▶ **Your objective**
Transcribe each line exactly.

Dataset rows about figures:
■ ■ ■ ■ ■ ■ ■

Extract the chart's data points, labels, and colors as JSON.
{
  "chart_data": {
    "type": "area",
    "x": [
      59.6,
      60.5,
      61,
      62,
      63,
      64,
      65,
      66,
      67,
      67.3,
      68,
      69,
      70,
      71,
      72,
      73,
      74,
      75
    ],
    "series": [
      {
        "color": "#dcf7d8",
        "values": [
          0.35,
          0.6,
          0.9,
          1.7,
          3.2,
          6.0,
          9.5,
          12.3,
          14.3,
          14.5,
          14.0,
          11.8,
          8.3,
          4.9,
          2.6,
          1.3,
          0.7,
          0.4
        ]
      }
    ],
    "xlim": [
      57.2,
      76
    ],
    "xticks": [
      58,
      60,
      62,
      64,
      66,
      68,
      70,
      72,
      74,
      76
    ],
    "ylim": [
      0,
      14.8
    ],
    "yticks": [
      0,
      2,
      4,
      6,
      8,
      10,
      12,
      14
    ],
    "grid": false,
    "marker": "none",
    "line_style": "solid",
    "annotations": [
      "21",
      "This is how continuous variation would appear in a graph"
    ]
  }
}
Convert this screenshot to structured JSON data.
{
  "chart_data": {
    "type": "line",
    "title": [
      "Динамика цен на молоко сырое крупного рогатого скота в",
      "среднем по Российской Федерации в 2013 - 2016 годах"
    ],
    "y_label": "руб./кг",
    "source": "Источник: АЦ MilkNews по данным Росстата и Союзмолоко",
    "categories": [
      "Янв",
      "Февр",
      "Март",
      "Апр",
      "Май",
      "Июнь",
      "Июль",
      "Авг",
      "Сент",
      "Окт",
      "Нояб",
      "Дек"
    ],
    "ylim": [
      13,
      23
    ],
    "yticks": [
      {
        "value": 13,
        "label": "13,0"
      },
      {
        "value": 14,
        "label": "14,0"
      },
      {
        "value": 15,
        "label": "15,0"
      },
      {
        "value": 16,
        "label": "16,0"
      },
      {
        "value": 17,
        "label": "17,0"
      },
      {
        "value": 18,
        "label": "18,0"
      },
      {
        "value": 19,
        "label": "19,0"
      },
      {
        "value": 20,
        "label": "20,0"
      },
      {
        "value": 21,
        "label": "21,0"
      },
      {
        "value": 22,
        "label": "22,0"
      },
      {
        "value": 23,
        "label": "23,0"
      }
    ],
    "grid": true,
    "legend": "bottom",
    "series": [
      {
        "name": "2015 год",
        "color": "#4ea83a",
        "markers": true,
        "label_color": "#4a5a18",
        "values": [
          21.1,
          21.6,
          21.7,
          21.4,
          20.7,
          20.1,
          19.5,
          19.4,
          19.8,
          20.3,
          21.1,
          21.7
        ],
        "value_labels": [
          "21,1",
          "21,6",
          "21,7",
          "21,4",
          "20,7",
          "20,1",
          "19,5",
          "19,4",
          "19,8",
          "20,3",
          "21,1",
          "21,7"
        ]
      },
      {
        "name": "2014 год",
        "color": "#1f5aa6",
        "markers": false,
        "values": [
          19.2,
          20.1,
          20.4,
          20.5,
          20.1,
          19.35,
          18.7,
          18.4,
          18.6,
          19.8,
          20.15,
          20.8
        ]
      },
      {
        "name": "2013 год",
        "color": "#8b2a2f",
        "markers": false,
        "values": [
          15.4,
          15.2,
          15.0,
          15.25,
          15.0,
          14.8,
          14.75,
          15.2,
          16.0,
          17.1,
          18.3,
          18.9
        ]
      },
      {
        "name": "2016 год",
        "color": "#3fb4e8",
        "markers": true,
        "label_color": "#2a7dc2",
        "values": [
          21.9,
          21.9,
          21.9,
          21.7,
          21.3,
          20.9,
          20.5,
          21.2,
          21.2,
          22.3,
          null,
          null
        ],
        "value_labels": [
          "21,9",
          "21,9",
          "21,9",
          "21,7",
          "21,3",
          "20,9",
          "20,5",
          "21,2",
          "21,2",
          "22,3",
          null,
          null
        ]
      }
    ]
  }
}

■ ■ ■ ■ ■ ■ ■

▶ **Solution below**
Extract the chart's data points, labels, and colors as JSON.
{
  "chart_data": {
    "type": "area",
    "x": [
      59.6,
      60.5,
      61,
      62,
      63,
      64,
      65,
      66,
      67,
      67.3,
      68,
      69,
      70,
      71,
      72,
      73,
      74,
      75
    ],
    "series": [
      {
        "color": "#dcf7d8",
        "values": [
          0.35,
          0.6,
          0.9,
          1.7,
          3.2,
          6.0,
          9.5,
          12.3,
          14.3,
          14.5,
          14.0,
          11.8,
          8.3,
          4.9,
          2.6,
          1.3,
          0.7,
          0.4
        ]
      }
    ],
    "xlim": [
      57.2,
      76
    ],
    "xticks": [
      58,
      60,
      62,
      64,
      66,
      68,
      70,
      72,
      74,
      76
    ],
    "ylim": [
      0,
      14.8
    ],
    "yticks": [
      0,
      2,
      4,
      6,
      8,
      10,
      12,
      14
    ],
    "grid": false,
    "marker": "none",
    "line_style": "solid",
    "annotations": [
      "21",
      "This is how continuous variation would appear in a graph"
    ]
  }
}
Convert this screenshot to structured JSON data.
{
  "chart_data": {
    "type": "line",
    "title": [
      "Динамика цен на молоко сырое крупного рогатого скота в",
      "среднем по Российской Федерации в 2013 - 2016 годах"
    ],
    "y_label": "руб./кг",
    "source": "Источник: АЦ MilkNews по данным Росстата и Союзмолоко",
    "categories": [
      "Янв",
      "Февр",
      "Март",
      "Апр",
      "Май",
      "Июнь",
      "Июль",
      "Авг",
      "Сент",
      "Окт",
      "Нояб",
      "Дек"
    ],
    "ylim": [
      13,
      23
    ],
    "yticks": [
      {
        "value": 13,
        "label": "13,0"
      },
      {
        "value": 14,
        "label": "14,0"
      },
      {
        "value": 15,
        "label": "15,0"
      },
      {
        "value": 16,
        "label": "16,0"
      },
      {
        "value": 17,
        "label": "17,0"
      },
      {
        "value": 18,
        "label": "18,0"
      },
      {
        "value": 19,
        "label": "19,0"
      },
      {
        "value": 20,
        "label": "20,0"
      },
      {
        "value": 21,
        "label": "21,0"
      },
      {
        "value": 22,
        "label": "22,0"
      },
      {
        "value": 23,
        "label": "23,0"
      }
    ],
    "grid": true,
    "legend": "bottom",
    "series": [
      {
        "name": "2015 год",
        "color": "#4ea83a",
        "markers": true,
        "label_color": "#4a5a18",
        "values": [
          21.1,
          21.6,
          21.7,
          21.4,
          20.7,
          20.1,
          19.5,
          19.4,
          19.8,
          20.3,
          21.1,
          21.7
        ],
        "value_labels": [
          "21,1",
          "21,6",
          "21,7",
          "21,4",
          "20,7",
          "20,1",
          "19,5",
          "19,4",
          "19,8",
          "20,3",
          "21,1",
          "21,7"
        ]
      },
      {
        "name": "2014 год",
        "color": "#1f5aa6",
        "markers": false,
        "values": [
          19.2,
          20.1,
          20.4,
          20.5,
          20.1,
          19.35,
          18.7,
          18.4,
          18.6,
          19.8,
          20.15,
          20.8
        ]
      },
      {
        "name": "2013 год",
        "color": "#8b2a2f",
        "markers": false,
        "values": [
          15.4,
          15.2,
          15.0,
          15.25,
          15.0,
          14.8,
          14.75,
          15.2,
          16.0,
          17.1,
          18.3,
          18.9
        ]
      },
      {
        "name": "2016 год",
        "color": "#3fb4e8",
        "markers": true,
        "label_color": "#2a7dc2",
        "values": [
          21.9,
          21.9,
          21.9,
          21.7,
          21.3,
          20.9,
          20.5,
          21.2,
          21.2,
          22.3,
          null,
          null
        ],
        "value_labels": [
          "21,9",
          "21,9",
          "21,9",
          "21,7",
          "21,3",
          "20,9",
          "20,5",
          "21,2",
          "21,2",
          "22,3",
          null,
          null
        ]
      }
    ]
  }
}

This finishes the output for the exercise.